Data entries:
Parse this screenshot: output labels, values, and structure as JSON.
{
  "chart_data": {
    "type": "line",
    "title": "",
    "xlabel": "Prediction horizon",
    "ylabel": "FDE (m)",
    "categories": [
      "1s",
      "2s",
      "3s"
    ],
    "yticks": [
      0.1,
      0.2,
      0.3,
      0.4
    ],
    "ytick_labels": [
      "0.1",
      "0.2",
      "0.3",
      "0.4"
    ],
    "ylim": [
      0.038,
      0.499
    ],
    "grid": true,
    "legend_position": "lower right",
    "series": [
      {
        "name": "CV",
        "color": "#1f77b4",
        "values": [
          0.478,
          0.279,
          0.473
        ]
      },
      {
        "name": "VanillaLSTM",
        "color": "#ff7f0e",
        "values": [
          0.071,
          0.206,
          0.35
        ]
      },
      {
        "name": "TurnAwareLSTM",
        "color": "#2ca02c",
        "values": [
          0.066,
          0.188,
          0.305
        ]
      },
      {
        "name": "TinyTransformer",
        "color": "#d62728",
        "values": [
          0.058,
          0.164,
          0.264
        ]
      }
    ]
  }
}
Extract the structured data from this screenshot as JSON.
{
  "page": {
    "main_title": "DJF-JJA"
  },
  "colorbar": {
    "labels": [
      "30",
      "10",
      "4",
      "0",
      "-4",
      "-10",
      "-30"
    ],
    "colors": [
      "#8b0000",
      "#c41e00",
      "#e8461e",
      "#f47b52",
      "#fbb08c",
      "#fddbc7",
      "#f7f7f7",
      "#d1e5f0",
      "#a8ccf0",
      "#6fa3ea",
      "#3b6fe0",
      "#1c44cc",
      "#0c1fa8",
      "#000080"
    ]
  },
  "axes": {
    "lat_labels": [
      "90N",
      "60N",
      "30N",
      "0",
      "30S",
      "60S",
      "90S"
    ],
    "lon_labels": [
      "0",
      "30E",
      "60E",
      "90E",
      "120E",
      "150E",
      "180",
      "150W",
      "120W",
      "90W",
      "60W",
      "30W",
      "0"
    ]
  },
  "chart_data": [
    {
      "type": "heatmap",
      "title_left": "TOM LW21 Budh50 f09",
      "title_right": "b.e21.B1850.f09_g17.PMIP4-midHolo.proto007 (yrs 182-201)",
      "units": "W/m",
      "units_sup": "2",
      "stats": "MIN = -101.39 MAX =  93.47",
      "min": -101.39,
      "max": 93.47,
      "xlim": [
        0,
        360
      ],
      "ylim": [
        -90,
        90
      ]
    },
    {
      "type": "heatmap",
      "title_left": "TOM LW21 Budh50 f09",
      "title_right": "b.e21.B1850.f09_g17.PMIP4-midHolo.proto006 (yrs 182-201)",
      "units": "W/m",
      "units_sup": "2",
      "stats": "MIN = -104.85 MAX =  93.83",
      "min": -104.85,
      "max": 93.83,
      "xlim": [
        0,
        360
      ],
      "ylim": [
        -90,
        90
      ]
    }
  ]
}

### Written task:
Within the entries above, report how many lines include "screenshot", and keep the answer to the number.

### Complete output:
2